[Do this]:
Return all lines from the listing below in which the string "圆法兰母头" occurs.

Saved entries:
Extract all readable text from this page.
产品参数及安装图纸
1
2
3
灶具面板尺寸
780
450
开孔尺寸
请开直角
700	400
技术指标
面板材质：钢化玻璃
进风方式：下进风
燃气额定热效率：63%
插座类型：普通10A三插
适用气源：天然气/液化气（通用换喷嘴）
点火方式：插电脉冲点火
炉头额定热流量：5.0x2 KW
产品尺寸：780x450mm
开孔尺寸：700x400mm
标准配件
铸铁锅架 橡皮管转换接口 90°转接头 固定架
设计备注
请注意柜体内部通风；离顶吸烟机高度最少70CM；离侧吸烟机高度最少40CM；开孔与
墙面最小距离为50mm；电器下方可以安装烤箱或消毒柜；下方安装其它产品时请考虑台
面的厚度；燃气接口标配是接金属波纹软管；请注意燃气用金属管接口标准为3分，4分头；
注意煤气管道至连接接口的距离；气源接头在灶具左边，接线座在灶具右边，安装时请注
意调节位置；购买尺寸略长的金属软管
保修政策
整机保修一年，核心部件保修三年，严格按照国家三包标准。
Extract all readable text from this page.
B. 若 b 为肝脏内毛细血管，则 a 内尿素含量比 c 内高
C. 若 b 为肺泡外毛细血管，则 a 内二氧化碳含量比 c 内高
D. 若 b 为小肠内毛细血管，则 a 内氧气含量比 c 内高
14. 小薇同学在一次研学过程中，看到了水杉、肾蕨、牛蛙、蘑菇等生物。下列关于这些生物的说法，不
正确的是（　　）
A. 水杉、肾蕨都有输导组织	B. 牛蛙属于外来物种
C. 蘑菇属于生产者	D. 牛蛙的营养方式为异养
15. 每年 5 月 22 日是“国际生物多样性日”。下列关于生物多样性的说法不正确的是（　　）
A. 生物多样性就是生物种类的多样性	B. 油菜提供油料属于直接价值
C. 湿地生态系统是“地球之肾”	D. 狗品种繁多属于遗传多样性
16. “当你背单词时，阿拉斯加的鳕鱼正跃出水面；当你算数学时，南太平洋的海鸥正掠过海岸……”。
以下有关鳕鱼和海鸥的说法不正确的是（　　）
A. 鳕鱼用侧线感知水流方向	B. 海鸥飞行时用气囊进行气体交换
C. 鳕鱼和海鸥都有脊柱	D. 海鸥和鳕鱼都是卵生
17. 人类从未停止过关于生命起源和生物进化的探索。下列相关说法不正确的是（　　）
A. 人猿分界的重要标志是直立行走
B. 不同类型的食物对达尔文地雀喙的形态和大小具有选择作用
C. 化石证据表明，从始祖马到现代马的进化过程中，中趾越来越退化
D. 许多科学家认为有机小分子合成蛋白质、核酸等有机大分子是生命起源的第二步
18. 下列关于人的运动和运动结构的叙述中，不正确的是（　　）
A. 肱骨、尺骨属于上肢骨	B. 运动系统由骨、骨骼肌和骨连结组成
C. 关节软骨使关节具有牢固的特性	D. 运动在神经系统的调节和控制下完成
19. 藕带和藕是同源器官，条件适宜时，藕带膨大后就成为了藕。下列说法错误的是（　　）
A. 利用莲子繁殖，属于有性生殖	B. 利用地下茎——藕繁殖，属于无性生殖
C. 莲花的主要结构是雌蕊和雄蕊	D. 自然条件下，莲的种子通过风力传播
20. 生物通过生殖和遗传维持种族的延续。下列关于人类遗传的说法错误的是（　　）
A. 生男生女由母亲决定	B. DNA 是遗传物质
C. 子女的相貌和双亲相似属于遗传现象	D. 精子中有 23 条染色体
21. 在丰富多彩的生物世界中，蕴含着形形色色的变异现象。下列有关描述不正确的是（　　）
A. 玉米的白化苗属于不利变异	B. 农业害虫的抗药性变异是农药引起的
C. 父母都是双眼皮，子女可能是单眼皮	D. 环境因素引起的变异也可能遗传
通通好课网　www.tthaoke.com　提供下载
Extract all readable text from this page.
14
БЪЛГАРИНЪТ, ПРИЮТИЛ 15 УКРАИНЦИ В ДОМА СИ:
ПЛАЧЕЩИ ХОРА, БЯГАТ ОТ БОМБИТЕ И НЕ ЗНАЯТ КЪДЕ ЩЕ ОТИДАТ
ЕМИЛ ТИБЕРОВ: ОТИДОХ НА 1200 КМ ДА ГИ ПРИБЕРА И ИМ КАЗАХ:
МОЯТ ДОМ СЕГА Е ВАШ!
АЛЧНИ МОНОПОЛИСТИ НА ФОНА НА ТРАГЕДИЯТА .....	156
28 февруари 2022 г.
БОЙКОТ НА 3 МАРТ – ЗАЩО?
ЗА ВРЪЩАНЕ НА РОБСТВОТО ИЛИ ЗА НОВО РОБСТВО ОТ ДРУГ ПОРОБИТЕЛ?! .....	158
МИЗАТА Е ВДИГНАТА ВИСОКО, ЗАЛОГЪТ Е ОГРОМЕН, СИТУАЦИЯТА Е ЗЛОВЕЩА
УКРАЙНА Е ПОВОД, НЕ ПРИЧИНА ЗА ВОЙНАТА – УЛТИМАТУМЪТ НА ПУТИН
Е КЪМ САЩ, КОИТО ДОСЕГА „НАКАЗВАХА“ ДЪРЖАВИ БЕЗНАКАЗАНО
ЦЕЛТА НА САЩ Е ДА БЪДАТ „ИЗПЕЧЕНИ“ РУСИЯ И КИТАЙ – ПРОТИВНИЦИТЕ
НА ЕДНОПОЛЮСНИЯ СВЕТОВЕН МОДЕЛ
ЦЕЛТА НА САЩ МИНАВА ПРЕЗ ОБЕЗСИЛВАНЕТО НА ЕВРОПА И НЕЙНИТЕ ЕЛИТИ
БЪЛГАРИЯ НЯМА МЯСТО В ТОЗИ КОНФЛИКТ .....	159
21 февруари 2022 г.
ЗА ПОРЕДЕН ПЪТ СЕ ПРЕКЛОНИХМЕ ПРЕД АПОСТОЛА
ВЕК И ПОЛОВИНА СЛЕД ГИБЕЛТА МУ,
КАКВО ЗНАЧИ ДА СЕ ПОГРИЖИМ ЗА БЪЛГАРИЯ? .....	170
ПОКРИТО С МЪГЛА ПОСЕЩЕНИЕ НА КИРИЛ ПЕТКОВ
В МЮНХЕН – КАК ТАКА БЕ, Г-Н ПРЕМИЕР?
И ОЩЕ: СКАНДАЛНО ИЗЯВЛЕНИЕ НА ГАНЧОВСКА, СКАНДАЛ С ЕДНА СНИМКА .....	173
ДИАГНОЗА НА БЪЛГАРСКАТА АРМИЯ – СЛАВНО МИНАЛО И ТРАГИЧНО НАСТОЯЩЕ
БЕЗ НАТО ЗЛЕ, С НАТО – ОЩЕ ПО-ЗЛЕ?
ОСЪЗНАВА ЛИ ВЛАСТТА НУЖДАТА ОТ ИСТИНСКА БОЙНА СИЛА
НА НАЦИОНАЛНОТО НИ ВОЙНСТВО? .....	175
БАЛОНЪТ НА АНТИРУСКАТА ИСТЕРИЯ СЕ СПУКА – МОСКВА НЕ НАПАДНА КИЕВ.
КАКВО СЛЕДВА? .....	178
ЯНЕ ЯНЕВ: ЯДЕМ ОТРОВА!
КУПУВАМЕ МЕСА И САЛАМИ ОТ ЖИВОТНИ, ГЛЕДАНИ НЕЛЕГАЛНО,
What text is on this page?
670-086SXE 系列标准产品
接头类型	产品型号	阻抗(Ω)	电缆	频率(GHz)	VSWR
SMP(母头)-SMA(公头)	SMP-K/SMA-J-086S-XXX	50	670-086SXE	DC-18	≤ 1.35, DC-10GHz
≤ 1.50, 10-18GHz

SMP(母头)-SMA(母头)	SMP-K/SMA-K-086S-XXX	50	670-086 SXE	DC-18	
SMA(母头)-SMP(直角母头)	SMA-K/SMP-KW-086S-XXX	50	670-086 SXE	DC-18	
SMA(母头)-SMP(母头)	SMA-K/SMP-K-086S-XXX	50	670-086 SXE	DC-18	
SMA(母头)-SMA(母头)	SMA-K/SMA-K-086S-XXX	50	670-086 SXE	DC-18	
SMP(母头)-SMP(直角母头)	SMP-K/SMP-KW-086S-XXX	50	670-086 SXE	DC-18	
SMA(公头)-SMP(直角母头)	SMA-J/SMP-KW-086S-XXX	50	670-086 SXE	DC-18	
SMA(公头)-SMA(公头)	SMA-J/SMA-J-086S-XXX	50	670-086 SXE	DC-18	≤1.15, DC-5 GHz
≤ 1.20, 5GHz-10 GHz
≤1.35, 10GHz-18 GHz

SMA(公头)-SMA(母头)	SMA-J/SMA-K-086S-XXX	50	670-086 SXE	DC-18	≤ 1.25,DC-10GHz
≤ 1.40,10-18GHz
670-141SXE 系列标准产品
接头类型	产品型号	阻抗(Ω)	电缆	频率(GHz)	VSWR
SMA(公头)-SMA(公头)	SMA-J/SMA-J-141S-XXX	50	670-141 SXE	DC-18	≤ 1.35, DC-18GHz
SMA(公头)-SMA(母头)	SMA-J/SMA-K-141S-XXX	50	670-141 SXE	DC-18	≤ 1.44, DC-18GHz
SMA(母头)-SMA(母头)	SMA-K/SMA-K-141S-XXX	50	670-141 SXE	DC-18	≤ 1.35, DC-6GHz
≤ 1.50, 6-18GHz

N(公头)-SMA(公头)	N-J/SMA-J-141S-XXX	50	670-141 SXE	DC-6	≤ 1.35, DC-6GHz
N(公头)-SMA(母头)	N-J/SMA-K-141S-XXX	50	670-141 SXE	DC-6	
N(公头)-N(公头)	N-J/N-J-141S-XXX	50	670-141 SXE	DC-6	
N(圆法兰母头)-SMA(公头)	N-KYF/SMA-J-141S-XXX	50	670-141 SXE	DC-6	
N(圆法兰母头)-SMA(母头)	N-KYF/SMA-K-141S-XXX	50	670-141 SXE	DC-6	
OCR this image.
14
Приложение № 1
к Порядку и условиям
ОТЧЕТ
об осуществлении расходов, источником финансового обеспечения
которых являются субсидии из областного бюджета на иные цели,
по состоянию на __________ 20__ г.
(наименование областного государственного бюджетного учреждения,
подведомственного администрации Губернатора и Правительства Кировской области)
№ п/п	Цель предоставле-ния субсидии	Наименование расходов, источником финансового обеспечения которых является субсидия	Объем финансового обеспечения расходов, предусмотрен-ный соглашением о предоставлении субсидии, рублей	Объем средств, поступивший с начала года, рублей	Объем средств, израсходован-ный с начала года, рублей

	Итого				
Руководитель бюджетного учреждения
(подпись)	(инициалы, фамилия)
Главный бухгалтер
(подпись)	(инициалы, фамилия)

[The completed task]:
N(圆法兰母头)-SMA(公头)	N-KYF/SMA-J-141S-XXX	50	670-141 SXE	DC-6	
N(圆法兰母头)-SMA(母头)	N-KYF/SMA-K-141S-XXX	50	670-141 SXE	DC-6	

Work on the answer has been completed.